---------- Material supplied

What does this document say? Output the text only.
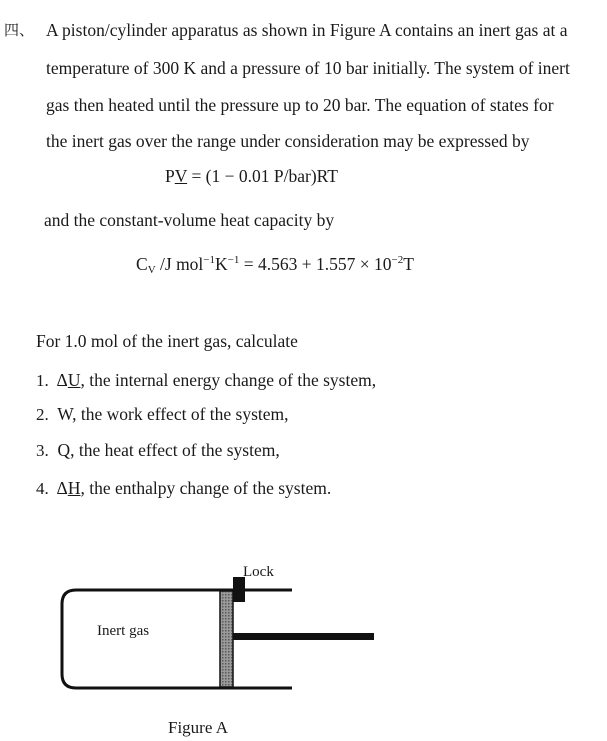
四、 A piston/cylinder apparatus as shown in Figure A contains an inert gas at a
temperature of 300 K and a pressure of 10 bar initially. The system of inert
gas then heated until the pressure up to 20 bar. The equation of states for
the inert gas over the range under consideration may be expressed by
PV = (1 − 0.01 P/bar)RT
and the constant-volume heat capacity by
$C_V$ /J $mol^{-1}K^{-1} = 4.563 + 1.557 \times 10^{-2}T$
For 1.0 mol of the inert gas, calculate
1. ΔU, the internal energy change of the system,
2. W, the work effect of the system,
3. Q, the heat effect of the system,
4. ΔH, the enthalpy change of the system.
Lock
Inert gas
Figure A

--------------------

## Description of the task
Your copy should hold every record word for word and none of the pictures.

## Final result
What does this document say? Output the text only.
四、 A piston/cylinder apparatus as shown in Figure A contains an inert gas at a
temperature of 300 K and a pressure of 10 bar initially. The system of inert
gas then heated until the pressure up to 20 bar. The equation of states for
the inert gas over the range under consideration may be expressed by
PV = (1 − 0.01 P/bar)RT
and the constant-volume heat capacity by
$C_V$ /J $mol^{-1}K^{-1} = 4.563 + 1.557 \times 10^{-2}T$
For 1.0 mol of the inert gas, calculate
1. ΔU, the internal energy change of the system,
2. W, the work effect of the system,
3. Q, the heat effect of the system,
4. ΔH, the enthalpy change of the system.
Lock
Inert gas
Figure A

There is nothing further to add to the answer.